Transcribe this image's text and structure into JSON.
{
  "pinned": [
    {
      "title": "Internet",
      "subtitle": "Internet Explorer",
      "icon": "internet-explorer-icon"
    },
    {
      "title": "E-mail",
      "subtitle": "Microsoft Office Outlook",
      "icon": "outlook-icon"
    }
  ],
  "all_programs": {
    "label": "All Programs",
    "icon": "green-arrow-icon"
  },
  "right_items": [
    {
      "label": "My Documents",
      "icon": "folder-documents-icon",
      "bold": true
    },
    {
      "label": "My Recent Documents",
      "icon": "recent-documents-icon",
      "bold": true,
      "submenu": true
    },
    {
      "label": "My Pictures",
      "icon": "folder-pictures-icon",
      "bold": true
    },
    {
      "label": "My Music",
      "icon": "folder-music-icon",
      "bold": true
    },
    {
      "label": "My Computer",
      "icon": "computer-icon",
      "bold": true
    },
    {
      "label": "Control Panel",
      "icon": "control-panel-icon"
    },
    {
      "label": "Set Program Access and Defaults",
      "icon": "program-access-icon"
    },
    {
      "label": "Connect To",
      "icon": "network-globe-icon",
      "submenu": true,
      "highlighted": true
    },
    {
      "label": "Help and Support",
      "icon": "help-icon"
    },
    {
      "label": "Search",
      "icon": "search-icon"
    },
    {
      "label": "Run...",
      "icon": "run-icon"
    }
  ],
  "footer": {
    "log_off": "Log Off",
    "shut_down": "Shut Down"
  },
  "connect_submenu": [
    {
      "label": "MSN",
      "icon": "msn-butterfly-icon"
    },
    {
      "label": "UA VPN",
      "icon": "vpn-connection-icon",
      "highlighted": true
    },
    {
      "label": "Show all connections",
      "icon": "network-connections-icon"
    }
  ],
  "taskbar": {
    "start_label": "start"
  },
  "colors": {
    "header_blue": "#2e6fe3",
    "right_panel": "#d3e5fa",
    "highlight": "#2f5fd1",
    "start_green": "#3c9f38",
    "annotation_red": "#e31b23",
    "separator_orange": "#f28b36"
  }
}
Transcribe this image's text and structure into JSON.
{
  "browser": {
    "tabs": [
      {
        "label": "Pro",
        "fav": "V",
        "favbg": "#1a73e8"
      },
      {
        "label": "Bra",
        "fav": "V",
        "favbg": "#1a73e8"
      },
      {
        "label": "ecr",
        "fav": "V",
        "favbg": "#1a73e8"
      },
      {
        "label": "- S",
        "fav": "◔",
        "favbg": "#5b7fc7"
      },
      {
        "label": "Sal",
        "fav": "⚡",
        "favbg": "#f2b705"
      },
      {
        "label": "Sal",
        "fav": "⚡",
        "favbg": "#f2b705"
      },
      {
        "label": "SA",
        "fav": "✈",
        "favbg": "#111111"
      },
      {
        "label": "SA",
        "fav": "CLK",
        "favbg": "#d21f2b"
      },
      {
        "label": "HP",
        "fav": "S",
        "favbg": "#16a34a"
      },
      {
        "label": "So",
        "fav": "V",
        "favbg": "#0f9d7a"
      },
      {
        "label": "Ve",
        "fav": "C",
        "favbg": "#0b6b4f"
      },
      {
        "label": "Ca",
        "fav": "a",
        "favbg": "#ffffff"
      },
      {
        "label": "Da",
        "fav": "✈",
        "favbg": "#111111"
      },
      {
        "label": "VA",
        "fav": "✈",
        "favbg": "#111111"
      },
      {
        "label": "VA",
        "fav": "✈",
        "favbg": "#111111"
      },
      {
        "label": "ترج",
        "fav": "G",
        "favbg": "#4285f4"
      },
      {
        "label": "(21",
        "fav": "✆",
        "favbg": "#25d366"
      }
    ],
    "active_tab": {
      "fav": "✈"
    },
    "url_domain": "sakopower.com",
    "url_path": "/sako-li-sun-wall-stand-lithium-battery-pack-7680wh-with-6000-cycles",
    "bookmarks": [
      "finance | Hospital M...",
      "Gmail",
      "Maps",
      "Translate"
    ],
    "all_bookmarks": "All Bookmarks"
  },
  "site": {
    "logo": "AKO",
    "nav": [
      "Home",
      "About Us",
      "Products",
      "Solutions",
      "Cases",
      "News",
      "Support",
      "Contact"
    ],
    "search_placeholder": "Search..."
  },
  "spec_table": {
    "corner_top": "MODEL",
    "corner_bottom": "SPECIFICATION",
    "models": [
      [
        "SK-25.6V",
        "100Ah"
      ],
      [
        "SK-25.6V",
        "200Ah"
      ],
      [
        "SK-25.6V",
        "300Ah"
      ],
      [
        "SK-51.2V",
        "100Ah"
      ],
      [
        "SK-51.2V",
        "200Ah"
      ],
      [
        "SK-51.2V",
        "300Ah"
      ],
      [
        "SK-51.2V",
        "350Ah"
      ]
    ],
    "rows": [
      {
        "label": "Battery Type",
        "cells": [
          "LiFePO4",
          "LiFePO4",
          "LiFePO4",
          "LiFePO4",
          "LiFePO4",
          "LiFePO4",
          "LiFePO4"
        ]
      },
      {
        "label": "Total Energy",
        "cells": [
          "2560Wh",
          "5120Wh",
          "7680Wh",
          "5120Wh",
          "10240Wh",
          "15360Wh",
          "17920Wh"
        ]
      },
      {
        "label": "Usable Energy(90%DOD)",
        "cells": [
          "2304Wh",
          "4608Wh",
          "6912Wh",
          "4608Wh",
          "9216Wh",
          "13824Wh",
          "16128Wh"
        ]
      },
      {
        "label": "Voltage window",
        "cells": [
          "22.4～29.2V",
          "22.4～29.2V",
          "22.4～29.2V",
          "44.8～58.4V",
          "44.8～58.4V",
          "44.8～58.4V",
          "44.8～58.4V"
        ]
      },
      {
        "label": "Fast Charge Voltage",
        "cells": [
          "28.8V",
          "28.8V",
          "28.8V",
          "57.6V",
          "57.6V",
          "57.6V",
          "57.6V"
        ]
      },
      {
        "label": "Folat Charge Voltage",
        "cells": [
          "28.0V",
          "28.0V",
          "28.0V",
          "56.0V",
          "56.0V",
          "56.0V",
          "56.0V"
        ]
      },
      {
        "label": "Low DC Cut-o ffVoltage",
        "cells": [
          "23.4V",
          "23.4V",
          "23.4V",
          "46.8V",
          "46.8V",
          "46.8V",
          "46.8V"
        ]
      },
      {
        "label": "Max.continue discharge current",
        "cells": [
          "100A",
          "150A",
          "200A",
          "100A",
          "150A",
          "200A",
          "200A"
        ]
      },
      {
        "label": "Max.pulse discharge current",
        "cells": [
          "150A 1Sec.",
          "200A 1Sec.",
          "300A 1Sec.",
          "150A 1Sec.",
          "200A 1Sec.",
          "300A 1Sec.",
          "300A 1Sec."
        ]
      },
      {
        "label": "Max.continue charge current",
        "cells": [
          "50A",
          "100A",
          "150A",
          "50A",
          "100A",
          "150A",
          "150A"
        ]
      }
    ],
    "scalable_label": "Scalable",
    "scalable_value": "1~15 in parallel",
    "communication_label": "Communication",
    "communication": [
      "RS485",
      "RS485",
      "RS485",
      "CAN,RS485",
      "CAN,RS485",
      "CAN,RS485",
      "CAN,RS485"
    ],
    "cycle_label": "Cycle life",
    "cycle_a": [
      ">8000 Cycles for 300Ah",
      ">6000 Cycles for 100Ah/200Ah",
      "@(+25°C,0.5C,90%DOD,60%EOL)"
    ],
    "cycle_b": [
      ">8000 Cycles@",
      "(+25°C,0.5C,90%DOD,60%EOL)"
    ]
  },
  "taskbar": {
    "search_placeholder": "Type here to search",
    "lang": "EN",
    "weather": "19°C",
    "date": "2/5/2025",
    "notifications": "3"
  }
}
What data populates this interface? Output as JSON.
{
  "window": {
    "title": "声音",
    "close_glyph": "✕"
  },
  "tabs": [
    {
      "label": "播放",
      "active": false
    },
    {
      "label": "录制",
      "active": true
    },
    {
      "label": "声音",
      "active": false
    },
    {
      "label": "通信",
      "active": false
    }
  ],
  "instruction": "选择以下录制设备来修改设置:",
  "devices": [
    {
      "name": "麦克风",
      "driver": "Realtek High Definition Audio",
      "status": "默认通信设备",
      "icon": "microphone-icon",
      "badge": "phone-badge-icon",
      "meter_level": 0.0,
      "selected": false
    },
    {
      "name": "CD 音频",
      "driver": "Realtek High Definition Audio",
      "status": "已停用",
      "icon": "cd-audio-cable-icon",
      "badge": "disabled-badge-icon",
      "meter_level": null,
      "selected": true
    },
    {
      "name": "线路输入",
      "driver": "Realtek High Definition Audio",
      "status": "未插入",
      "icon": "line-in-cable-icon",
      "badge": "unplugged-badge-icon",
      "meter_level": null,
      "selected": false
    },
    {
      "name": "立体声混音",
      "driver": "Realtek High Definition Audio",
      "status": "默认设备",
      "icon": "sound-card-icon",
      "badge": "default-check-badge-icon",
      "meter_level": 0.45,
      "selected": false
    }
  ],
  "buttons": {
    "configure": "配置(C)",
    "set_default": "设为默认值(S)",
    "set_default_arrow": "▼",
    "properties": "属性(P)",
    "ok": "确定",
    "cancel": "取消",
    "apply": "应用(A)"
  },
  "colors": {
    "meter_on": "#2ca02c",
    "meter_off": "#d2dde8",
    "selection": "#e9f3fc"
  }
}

- To do -
Repeat exactly, and only, the lines from the one containing "What data populates" through the end of the material.

- Exercise answer -
What data populates this interface? Output as JSON.
{
  "window": {
    "title": "声音",
    "close_glyph": "✕"
  },
  "tabs": [
    {
      "label": "播放",
      "active": false
    },
    {
      "label": "录制",
      "active": true
    },
    {
      "label": "声音",
      "active": false
    },
    {
      "label": "通信",
      "active": false
    }
  ],
  "instruction": "选择以下录制设备来修改设置:",
  "devices": [
    {
      "name": "麦克风",
      "driver": "Realtek High Definition Audio",
      "status": "默认通信设备",
      "icon": "microphone-icon",
      "badge": "phone-badge-icon",
      "meter_level": 0.0,
      "selected": false
    },
    {
      "name": "CD 音频",
      "driver": "Realtek High Definition Audio",
      "status": "已停用",
      "icon": "cd-audio-cable-icon",
      "badge": "disabled-badge-icon",
      "meter_level": null,
      "selected": true
    },
    {
      "name": "线路输入",
      "driver": "Realtek High Definition Audio",
      "status": "未插入",
      "icon": "line-in-cable-icon",
      "badge": "unplugged-badge-icon",
      "meter_level": null,
      "selected": false
    },
    {
      "name": "立体声混音",
      "driver": "Realtek High Definition Audio",
      "status": "默认设备",
      "icon": "sound-card-icon",
      "badge": "default-check-badge-icon",
      "meter_level": 0.45,
      "selected": false
    }
  ],
  "buttons": {
    "configure": "配置(C)",
    "set_default": "设为默认值(S)",
    "set_default_arrow": "▼",
    "properties": "属性(P)",
    "ok": "确定",
    "cancel": "取消",
    "apply": "应用(A)"
  },
  "colors": {
    "meter_on": "#2ca02c",
    "meter_off": "#d2dde8",
    "selection": "#e9f3fc"
  }
}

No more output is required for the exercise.